— begin Material shown —
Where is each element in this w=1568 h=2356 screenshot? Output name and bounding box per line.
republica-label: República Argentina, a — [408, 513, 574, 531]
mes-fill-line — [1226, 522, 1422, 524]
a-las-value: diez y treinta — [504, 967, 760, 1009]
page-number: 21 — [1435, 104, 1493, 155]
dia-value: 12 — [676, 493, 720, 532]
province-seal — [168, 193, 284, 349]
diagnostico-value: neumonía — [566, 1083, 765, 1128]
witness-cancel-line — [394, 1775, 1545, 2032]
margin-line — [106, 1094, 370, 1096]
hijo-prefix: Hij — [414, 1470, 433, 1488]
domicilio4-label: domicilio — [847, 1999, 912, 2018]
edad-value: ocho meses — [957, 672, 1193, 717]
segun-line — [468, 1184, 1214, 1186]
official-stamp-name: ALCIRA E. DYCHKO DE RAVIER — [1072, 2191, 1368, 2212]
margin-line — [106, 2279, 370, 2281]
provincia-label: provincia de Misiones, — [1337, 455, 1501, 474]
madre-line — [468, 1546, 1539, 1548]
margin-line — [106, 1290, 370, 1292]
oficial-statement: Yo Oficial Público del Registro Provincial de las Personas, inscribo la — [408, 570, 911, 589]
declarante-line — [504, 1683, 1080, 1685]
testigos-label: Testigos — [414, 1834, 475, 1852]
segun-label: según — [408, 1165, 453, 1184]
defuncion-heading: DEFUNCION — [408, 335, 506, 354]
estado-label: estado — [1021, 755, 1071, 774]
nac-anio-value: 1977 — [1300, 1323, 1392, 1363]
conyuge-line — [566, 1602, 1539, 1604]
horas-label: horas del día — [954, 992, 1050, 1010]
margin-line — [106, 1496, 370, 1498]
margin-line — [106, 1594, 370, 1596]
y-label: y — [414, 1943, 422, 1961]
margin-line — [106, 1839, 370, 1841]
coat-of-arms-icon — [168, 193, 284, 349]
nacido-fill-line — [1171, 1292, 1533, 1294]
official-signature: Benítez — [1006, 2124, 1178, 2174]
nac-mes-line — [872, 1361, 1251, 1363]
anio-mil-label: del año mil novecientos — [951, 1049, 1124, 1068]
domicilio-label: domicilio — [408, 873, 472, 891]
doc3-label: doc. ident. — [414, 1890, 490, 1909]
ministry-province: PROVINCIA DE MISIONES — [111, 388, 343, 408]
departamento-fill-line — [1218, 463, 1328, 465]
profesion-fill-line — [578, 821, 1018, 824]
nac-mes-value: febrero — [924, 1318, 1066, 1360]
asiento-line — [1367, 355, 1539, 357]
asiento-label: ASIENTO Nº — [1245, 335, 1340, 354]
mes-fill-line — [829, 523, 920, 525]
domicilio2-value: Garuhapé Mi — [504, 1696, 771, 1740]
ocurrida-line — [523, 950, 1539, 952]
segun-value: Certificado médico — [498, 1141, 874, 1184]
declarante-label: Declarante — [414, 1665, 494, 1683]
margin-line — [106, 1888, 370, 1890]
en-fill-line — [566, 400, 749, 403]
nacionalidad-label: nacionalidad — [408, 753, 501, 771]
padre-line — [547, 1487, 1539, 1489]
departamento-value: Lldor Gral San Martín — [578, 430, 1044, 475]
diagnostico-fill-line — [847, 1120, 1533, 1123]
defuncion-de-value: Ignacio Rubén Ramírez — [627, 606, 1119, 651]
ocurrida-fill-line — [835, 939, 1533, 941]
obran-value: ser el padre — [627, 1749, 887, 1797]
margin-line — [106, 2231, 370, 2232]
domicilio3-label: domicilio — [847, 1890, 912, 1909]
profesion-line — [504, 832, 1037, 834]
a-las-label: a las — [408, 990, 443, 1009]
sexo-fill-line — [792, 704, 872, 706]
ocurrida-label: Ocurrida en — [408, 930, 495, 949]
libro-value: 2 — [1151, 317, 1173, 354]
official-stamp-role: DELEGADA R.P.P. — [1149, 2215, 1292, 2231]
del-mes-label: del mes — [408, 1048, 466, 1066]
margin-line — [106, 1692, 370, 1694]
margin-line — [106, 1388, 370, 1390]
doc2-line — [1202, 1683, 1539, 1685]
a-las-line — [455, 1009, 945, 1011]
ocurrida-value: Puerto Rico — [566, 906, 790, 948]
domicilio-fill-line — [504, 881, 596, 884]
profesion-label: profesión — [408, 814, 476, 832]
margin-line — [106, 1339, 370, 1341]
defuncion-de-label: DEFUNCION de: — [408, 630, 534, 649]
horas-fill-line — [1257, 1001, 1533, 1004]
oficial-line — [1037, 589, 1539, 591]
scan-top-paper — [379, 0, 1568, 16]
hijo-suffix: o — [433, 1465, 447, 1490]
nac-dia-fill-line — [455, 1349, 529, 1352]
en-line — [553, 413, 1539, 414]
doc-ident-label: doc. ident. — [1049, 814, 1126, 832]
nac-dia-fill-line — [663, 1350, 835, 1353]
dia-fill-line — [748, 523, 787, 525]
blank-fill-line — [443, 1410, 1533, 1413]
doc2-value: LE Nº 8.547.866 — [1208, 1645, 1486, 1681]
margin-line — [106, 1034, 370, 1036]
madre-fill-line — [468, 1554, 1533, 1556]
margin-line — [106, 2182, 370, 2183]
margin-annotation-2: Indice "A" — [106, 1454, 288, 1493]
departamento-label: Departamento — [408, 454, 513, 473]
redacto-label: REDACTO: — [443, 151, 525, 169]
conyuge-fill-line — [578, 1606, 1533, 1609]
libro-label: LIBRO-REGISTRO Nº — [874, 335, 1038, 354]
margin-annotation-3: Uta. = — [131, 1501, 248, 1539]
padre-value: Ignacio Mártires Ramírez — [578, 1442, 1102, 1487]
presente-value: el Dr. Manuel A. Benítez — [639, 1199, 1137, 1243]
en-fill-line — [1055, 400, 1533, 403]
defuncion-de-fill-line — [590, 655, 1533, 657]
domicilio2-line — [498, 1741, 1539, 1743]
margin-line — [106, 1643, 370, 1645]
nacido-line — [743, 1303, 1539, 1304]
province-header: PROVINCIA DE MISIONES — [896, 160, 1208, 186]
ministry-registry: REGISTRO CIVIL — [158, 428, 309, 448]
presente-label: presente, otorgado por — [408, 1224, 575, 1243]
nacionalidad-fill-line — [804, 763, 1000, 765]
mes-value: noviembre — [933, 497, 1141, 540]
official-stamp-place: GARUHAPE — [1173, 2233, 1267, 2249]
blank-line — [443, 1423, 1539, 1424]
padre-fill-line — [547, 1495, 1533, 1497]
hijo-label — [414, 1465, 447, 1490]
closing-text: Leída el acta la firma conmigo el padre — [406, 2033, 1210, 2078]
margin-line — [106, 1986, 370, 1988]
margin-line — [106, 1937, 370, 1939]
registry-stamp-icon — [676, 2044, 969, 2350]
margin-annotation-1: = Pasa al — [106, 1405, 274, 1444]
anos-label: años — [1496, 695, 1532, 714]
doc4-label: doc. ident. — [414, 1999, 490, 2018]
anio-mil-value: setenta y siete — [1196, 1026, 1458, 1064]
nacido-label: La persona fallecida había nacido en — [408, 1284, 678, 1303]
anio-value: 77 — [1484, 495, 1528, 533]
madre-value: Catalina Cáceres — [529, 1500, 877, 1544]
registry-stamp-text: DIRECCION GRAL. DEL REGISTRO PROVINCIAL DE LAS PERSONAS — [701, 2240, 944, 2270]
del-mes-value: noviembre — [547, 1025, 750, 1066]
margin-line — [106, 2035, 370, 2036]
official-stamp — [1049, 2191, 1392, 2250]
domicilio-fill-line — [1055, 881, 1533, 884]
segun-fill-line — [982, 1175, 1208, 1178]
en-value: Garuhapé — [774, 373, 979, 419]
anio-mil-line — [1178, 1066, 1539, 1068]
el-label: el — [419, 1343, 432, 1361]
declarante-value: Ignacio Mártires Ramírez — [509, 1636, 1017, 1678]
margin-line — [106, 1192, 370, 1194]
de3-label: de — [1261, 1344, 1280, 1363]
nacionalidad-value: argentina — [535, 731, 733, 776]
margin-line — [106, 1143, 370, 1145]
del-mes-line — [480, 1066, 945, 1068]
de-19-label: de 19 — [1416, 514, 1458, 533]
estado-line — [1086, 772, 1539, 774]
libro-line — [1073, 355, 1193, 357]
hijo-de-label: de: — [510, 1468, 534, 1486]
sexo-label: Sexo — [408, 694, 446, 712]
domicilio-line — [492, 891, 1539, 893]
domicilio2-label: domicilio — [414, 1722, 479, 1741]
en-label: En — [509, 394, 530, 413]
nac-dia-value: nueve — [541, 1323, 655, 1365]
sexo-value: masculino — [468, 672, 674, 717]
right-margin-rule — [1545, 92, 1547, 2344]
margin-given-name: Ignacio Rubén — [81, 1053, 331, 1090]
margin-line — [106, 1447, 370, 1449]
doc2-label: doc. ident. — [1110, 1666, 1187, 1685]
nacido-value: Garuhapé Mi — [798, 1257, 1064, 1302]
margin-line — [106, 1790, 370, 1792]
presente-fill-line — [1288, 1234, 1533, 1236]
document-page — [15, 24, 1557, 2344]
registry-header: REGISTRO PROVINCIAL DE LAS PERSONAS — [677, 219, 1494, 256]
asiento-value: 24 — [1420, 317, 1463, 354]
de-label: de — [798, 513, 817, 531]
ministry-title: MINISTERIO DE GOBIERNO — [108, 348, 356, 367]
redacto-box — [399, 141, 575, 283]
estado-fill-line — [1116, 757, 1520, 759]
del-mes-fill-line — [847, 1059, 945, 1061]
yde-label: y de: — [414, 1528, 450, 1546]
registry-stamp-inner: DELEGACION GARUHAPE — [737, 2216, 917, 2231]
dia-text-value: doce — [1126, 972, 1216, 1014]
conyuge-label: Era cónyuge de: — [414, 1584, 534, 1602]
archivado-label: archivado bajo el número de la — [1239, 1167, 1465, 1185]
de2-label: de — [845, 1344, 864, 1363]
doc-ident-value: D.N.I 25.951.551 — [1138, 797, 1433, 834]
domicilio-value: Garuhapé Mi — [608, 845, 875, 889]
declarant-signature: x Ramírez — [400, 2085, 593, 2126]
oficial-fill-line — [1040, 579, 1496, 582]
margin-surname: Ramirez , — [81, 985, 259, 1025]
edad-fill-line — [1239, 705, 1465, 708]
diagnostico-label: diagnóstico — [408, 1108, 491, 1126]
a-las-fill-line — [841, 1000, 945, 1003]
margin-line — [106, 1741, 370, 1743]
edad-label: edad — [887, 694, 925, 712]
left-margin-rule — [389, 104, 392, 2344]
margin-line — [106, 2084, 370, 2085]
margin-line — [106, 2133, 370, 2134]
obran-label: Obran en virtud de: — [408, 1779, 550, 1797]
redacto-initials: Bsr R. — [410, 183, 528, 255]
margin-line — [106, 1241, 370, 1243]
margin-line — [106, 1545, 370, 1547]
— end Material shown —
--- Set exercise ---
Render the entries from the start of the block through the line holding "province-seal — [168, 193, 284, 349]", inclusive, as a JSON list of strings with one string per line and no blank lines.

--- Answer ---
[
  "Where is each element in this w=1568 h=2356 screenshot? Output name and bounding box per line.",
  "republica-label: República Argentina, a — [408, 513, 574, 531]",
  "mes-fill-line — [1226, 522, 1422, 524]",
  "a-las-value: diez y treinta — [504, 967, 760, 1009]",
  "page-number: 21 — [1435, 104, 1493, 155]",
  "dia-value: 12 — [676, 493, 720, 532]",
  "province-seal — [168, 193, 284, 349]"
]